* BEGIN DATASET EXTRACT *

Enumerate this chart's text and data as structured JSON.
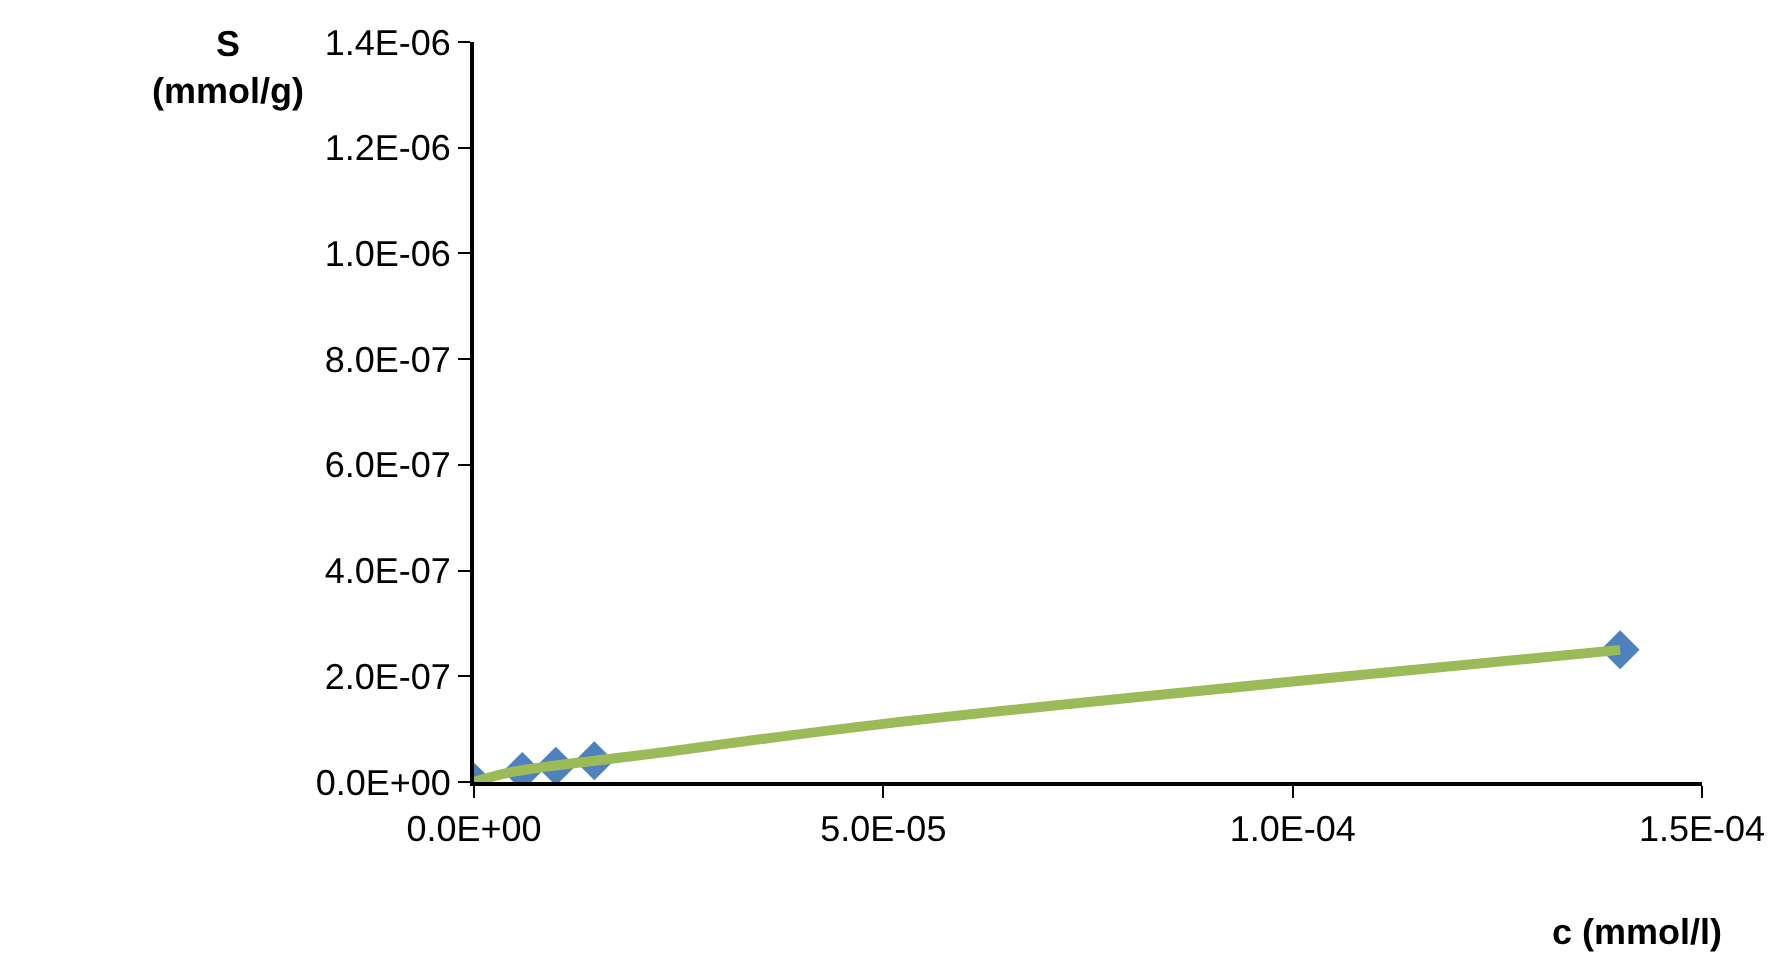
{
  "chart_data": {
    "type": "scatter",
    "xlabel": "c (mmol/l)",
    "ylabel": "S\n(mmol/g)",
    "series": [
      {
        "color": "#4f81bd",
        "marker": "diamond",
        "x": [
          0,
          5.9e-06,
          1e-05,
          1.47e-05,
          0.00014
        ],
        "values": [
          0,
          2e-08,
          3e-08,
          4e-08,
          2.5e-07
        ]
      },
      {
        "type": "line",
        "color": "#9bbb59",
        "marker": "none",
        "x": [
          0,
          5e-06,
          2e-05,
          5e-05,
          0.0001,
          0.00014
        ],
        "values": [
          0,
          2e-08,
          5e-08,
          1.1e-07,
          1.9e-07,
          2.5e-07
        ]
      }
    ],
    "xlim": [
      0,
      0.00015
    ],
    "xticks": [
      {
        "value": 0,
        "label": "0.0E+00"
      },
      {
        "value": 5e-05,
        "label": "5.0E-05"
      },
      {
        "value": 0.0001,
        "label": "1.0E-04"
      },
      {
        "value": 0.00015,
        "label": "1.5E-04"
      }
    ],
    "ylim": [
      0,
      1.4e-06
    ],
    "yticks": [
      {
        "value": 0,
        "label": "0.0E+00"
      },
      {
        "value": 2e-07,
        "label": "2.0E-07"
      },
      {
        "value": 4e-07,
        "label": "4.0E-07"
      },
      {
        "value": 6e-07,
        "label": "6.0E-07"
      },
      {
        "value": 8e-07,
        "label": "8.0E-07"
      },
      {
        "value": 1e-06,
        "label": "1.0E-06"
      },
      {
        "value": 1.2e-06,
        "label": "1.2E-06"
      },
      {
        "value": 1.4e-06,
        "label": "1.4E-06"
      }
    ]
  }
}
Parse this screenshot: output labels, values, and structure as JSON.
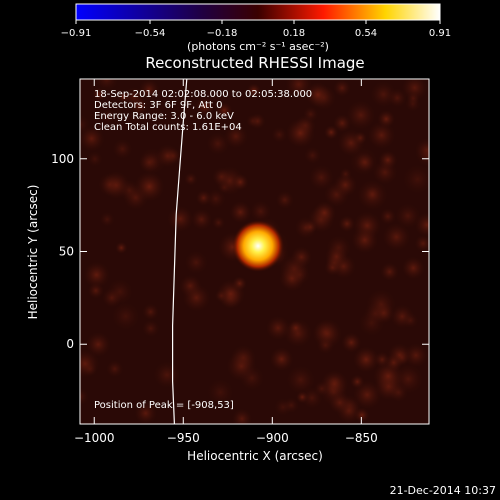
{
  "chart_data": {
    "type": "heatmap",
    "title": "Reconstructed RHESSI Image",
    "xlabel": "Heliocentric X (arcsec)",
    "ylabel": "Heliocentric Y (arcsec)",
    "xlim": [
      -1008,
      -812
    ],
    "ylim": [
      -43,
      143
    ],
    "xticks": [
      -1000,
      -950,
      -900,
      -850
    ],
    "xtick_labels": [
      "−1000",
      "−950",
      "−900",
      "−850"
    ],
    "yticks": [
      0,
      50,
      100
    ],
    "ytick_labels": [
      "0",
      "50",
      "100"
    ],
    "colorbar": {
      "range": [
        -0.91,
        0.91
      ],
      "ticks": [
        -0.91,
        -0.54,
        -0.18,
        0.18,
        0.54,
        0.91
      ],
      "tick_labels": [
        "−0.91",
        "−0.54",
        "−0.18",
        "0.18",
        "0.54",
        "0.91"
      ],
      "unit_label": "(photons cm⁻² s⁻¹ asec⁻²)",
      "colors": [
        "#0000ff",
        "#000000",
        "#ff0000",
        "#ffff00",
        "#ffffff"
      ]
    },
    "annotations": [
      "18-Sep-2014 02:02:08.000 to 02:05:38.000",
      "Detectors: 3F 6F 9F, Att 0",
      "Energy Range: 3.0 - 6.0 keV",
      "Clean    Total counts: 1.61E+04"
    ],
    "peak_label": "Position of Peak = [-908,53]",
    "peak": {
      "x": -908,
      "y": 53,
      "value": 0.91
    },
    "limb_curve": [
      [
        -948,
        143
      ],
      [
        -950,
        120
      ],
      [
        -952,
        95
      ],
      [
        -954,
        70
      ],
      [
        -955,
        40
      ],
      [
        -956,
        10
      ],
      [
        -956,
        -20
      ],
      [
        -955,
        -43
      ]
    ],
    "grid": false
  },
  "footer": {
    "date": "21-Dec-2014 10:37"
  }
}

* END DATASET EXTRACT *

*WHAT NEEDS TO BE DONE*
Quote the data above in full and without alteration; skip the pictures.

*EXERCISE OUTPUT*
Enumerate this chart's text and data as structured JSON.
{
  "chart_data": {
    "type": "scatter",
    "xlabel": "c (mmol/l)",
    "ylabel": "S\n(mmol/g)",
    "series": [
      {
        "color": "#4f81bd",
        "marker": "diamond",
        "x": [
          0,
          5.9e-06,
          1e-05,
          1.47e-05,
          0.00014
        ],
        "values": [
          0,
          2e-08,
          3e-08,
          4e-08,
          2.5e-07
        ]
      },
      {
        "type": "line",
        "color": "#9bbb59",
        "marker": "none",
        "x": [
          0,
          5e-06,
          2e-05,
          5e-05,
          0.0001,
          0.00014
        ],
        "values": [
          0,
          2e-08,
          5e-08,
          1.1e-07,
          1.9e-07,
          2.5e-07
        ]
      }
    ],
    "xlim": [
      0,
      0.00015
    ],
    "xticks": [
      {
        "value": 0,
        "label": "0.0E+00"
      },
      {
        "value": 5e-05,
        "label": "5.0E-05"
      },
      {
        "value": 0.0001,
        "label": "1.0E-04"
      },
      {
        "value": 0.00015,
        "label": "1.5E-04"
      }
    ],
    "ylim": [
      0,
      1.4e-06
    ],
    "yticks": [
      {
        "value": 0,
        "label": "0.0E+00"
      },
      {
        "value": 2e-07,
        "label": "2.0E-07"
      },
      {
        "value": 4e-07,
        "label": "4.0E-07"
      },
      {
        "value": 6e-07,
        "label": "6.0E-07"
      },
      {
        "value": 8e-07,
        "label": "8.0E-07"
      },
      {
        "value": 1e-06,
        "label": "1.0E-06"
      },
      {
        "value": 1.2e-06,
        "label": "1.2E-06"
      },
      {
        "value": 1.4e-06,
        "label": "1.4E-06"
      }
    ]
  }
}
Parse this screenshot: output labels, values, and structure as JSON.
{
  "chart_data": {
    "type": "heatmap",
    "title": "Reconstructed RHESSI Image",
    "xlabel": "Heliocentric X (arcsec)",
    "ylabel": "Heliocentric Y (arcsec)",
    "xlim": [
      -1008,
      -812
    ],
    "ylim": [
      -43,
      143
    ],
    "xticks": [
      -1000,
      -950,
      -900,
      -850
    ],
    "xtick_labels": [
      "−1000",
      "−950",
      "−900",
      "−850"
    ],
    "yticks": [
      0,
      50,
      100
    ],
    "ytick_labels": [
      "0",
      "50",
      "100"
    ],
    "colorbar": {
      "range": [
        -0.91,
        0.91
      ],
      "ticks": [
        -0.91,
        -0.54,
        -0.18,
        0.18,
        0.54,
        0.91
      ],
      "tick_labels": [
        "−0.91",
        "−0.54",
        "−0.18",
        "0.18",
        "0.54",
        "0.91"
      ],
      "unit_label": "(photons cm⁻² s⁻¹ asec⁻²)",
      "colors": [
        "#0000ff",
        "#000000",
        "#ff0000",
        "#ffff00",
        "#ffffff"
      ]
    },
    "annotations": [
      "18-Sep-2014 02:02:08.000 to 02:05:38.000",
      "Detectors: 3F 6F 9F, Att 0",
      "Energy Range: 3.0 - 6.0 keV",
      "Clean    Total counts: 1.61E+04"
    ],
    "peak_label": "Position of Peak = [-908,53]",
    "peak": {
      "x": -908,
      "y": 53,
      "value": 0.91
    },
    "limb_curve": [
      [
        -948,
        143
      ],
      [
        -950,
        120
      ],
      [
        -952,
        95
      ],
      [
        -954,
        70
      ],
      [
        -955,
        40
      ],
      [
        -956,
        10
      ],
      [
        -956,
        -20
      ],
      [
        -955,
        -43
      ]
    ],
    "grid": false
  },
  "footer": {
    "date": "21-Dec-2014 10:37"
  }
}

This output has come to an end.